Take every line from the material that has the word "Millbrook" in it.

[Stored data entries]
::::::::
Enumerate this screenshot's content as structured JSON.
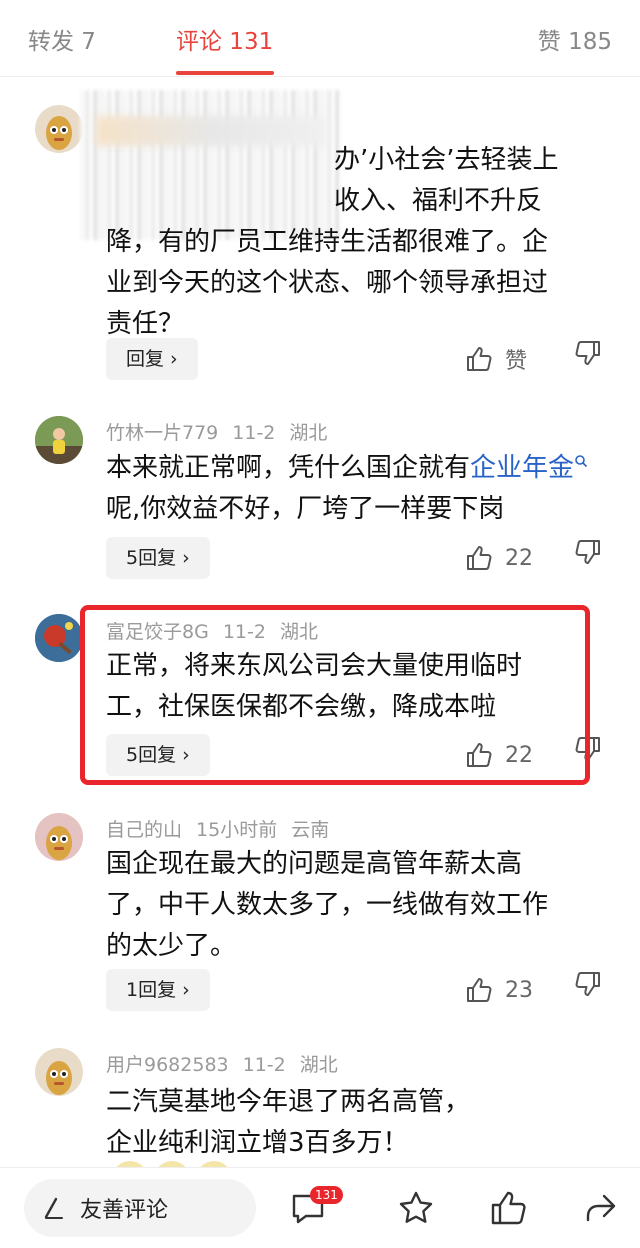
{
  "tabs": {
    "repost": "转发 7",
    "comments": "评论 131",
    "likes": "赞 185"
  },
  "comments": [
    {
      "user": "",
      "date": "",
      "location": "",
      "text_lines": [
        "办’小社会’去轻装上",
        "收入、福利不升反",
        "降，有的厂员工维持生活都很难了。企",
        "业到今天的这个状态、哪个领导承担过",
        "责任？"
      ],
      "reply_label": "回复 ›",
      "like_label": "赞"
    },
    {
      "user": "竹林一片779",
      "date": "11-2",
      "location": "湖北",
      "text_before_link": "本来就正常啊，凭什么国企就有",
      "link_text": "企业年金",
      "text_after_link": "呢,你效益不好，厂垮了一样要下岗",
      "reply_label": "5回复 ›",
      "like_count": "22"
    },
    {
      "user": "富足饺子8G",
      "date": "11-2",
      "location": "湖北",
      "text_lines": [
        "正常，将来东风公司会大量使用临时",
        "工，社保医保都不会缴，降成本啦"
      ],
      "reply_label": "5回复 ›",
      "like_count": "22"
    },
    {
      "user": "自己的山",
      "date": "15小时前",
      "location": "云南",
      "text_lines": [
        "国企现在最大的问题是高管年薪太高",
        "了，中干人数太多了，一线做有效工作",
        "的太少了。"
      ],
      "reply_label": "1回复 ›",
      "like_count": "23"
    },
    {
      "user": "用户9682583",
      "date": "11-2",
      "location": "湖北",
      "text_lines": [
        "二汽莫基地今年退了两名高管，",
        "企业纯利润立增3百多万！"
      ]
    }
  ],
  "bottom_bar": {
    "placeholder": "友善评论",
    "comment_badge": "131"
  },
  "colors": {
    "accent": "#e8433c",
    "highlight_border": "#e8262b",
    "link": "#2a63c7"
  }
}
::::::::
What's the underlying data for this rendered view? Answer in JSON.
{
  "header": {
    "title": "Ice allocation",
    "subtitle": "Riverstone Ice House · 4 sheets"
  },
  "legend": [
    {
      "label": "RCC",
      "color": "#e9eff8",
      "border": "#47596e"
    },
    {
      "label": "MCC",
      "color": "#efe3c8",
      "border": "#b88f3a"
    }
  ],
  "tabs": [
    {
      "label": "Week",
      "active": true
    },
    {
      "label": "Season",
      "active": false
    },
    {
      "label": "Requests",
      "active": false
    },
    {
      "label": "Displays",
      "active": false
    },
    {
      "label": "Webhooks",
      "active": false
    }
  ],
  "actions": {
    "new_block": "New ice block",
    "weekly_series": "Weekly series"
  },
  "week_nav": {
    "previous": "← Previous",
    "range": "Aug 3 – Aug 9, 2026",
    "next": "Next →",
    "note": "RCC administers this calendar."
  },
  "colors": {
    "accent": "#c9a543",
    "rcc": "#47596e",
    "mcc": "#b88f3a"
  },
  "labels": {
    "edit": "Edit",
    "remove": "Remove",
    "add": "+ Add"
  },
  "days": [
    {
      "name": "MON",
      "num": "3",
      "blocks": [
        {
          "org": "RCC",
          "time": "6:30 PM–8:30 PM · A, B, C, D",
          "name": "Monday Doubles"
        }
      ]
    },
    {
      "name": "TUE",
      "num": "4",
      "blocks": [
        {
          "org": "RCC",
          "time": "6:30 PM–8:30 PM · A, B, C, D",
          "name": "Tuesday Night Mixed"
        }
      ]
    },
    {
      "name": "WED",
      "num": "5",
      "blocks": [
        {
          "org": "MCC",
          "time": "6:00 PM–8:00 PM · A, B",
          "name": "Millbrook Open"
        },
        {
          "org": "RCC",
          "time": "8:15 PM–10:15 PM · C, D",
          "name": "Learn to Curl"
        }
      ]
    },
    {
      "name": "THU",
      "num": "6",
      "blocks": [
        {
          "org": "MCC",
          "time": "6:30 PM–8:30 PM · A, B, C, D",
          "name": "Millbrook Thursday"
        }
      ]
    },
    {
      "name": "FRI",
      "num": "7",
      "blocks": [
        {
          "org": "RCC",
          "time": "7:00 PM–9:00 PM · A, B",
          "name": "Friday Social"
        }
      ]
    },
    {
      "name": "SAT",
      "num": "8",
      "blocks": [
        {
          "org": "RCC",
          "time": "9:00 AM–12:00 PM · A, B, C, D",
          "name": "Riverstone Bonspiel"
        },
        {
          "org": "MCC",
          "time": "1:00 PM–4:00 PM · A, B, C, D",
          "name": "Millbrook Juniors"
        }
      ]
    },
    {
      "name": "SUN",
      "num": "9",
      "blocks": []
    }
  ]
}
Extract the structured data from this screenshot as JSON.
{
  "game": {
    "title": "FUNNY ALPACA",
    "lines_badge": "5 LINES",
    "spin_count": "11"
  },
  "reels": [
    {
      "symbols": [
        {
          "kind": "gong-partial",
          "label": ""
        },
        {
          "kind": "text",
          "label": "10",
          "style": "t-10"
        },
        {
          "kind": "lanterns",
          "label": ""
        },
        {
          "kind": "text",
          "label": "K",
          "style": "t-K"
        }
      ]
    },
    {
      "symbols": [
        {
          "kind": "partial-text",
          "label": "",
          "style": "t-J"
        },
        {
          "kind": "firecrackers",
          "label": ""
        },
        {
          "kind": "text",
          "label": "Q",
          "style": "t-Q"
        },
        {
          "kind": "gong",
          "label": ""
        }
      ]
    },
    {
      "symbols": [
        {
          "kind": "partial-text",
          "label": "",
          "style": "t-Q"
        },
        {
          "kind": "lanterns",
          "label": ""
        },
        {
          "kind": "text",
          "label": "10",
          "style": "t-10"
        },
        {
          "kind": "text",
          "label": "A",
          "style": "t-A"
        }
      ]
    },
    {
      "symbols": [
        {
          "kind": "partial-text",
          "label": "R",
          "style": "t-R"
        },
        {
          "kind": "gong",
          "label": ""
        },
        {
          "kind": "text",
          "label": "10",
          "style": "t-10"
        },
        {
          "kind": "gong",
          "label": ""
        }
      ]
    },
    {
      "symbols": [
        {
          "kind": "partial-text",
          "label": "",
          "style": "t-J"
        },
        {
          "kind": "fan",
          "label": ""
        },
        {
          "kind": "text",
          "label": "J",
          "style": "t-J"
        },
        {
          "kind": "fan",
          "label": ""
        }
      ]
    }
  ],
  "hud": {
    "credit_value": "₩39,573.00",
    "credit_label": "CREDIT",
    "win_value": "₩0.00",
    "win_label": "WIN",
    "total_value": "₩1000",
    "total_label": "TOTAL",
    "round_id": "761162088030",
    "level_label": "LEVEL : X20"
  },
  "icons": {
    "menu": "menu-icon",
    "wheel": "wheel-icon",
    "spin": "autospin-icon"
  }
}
::::::::
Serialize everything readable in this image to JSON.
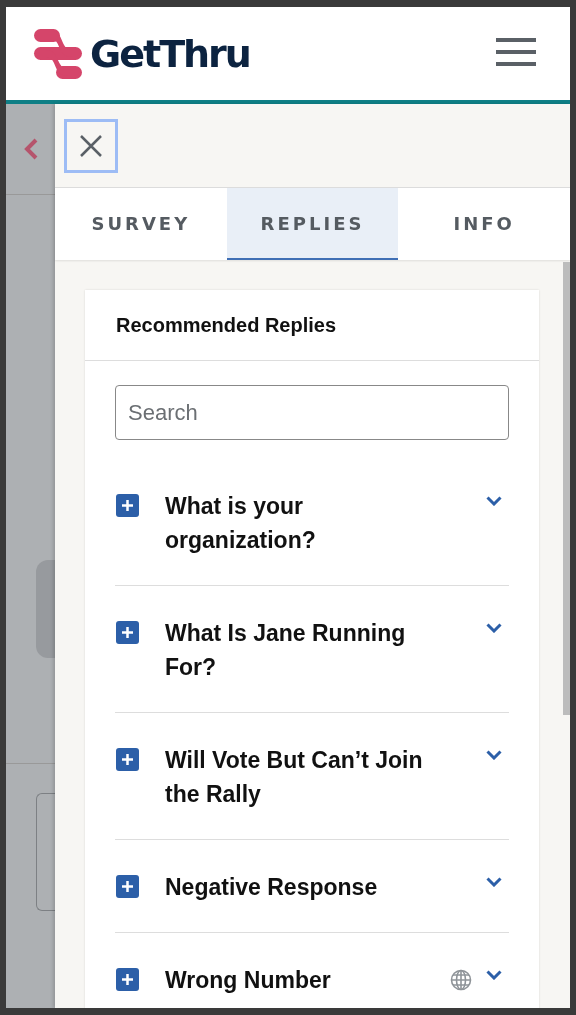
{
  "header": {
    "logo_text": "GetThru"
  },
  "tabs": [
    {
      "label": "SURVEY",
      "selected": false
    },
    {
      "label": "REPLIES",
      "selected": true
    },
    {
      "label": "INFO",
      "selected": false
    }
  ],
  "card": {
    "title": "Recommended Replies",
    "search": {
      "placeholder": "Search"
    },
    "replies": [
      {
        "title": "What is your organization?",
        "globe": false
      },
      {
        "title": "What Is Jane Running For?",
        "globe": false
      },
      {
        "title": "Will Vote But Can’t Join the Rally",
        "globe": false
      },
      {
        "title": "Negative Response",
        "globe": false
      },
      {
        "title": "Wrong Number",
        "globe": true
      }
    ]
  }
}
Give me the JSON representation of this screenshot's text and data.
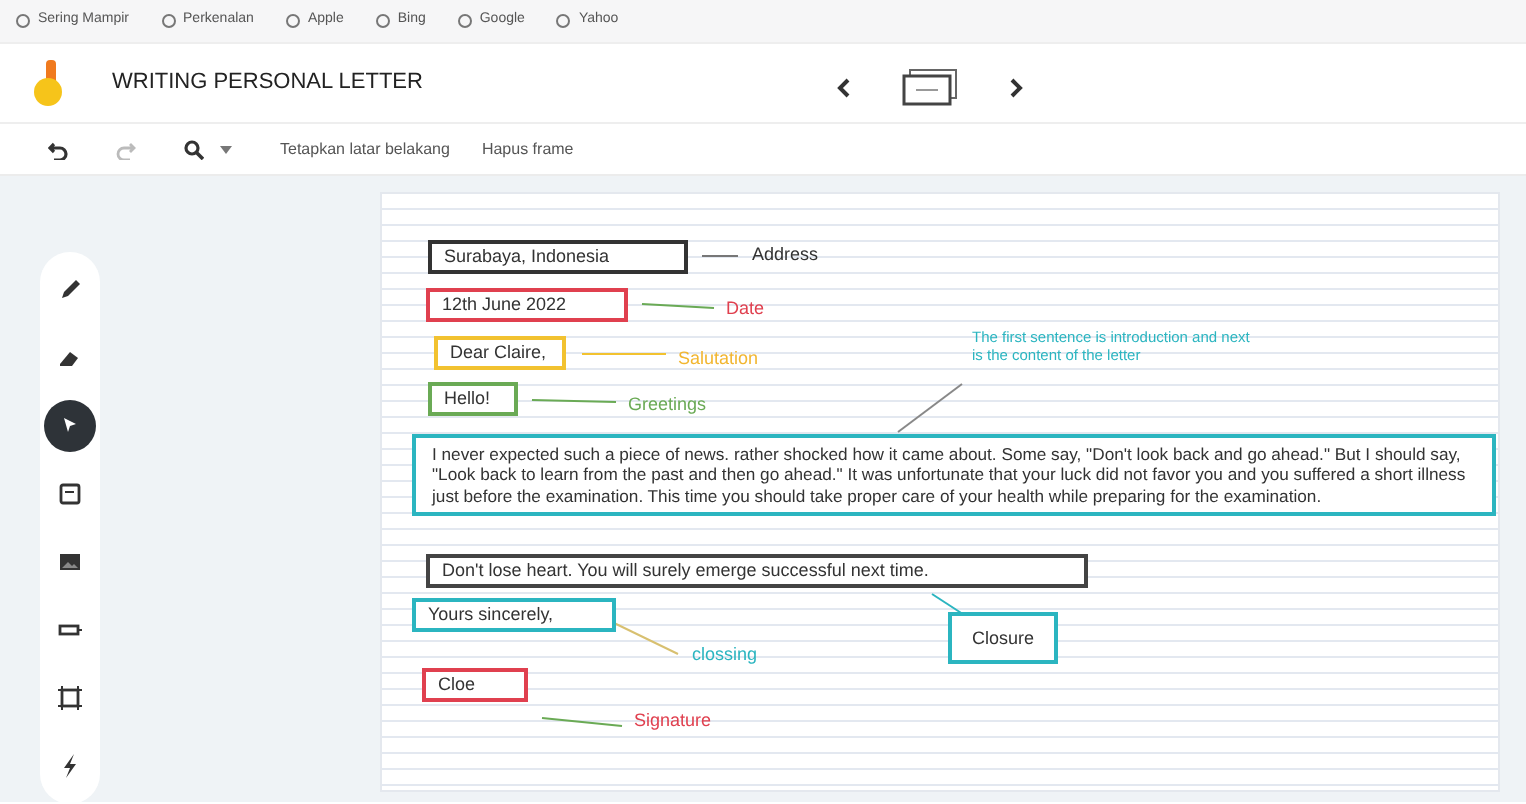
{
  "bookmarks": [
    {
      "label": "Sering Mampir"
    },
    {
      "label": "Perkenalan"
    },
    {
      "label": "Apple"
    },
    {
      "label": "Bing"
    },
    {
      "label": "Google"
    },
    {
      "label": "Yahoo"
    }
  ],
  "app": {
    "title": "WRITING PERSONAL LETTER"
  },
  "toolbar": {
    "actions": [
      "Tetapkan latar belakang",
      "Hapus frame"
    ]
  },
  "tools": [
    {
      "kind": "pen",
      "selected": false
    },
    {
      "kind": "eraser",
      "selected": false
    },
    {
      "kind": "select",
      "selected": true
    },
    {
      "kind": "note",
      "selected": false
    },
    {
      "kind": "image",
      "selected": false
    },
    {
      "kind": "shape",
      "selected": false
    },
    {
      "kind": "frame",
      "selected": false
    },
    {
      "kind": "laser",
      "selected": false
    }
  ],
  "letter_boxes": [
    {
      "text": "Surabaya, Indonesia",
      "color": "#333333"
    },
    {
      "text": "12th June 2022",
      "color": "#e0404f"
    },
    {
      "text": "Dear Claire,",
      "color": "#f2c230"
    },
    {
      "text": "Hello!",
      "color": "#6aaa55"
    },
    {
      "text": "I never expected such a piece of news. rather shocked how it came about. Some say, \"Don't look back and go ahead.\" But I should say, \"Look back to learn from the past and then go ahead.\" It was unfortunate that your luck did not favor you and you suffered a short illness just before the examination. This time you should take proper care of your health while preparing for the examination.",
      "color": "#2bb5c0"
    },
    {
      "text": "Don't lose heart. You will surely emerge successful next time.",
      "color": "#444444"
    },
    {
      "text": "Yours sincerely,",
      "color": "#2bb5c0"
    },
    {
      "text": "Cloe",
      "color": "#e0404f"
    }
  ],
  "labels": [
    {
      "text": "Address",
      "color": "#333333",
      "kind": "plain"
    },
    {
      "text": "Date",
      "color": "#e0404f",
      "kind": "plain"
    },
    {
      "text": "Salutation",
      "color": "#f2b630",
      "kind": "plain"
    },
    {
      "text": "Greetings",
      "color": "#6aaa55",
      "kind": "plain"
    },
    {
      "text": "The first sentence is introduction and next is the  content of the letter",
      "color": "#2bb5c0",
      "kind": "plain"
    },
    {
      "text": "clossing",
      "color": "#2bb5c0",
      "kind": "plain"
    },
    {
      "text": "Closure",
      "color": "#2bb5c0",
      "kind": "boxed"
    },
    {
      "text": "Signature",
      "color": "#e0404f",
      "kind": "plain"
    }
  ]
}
::::::::
EXERCISE SOLUTION:
          "name": "Millbrook Open"
          "name": "Millbrook Thursday"
          "name": "Millbrook Juniors"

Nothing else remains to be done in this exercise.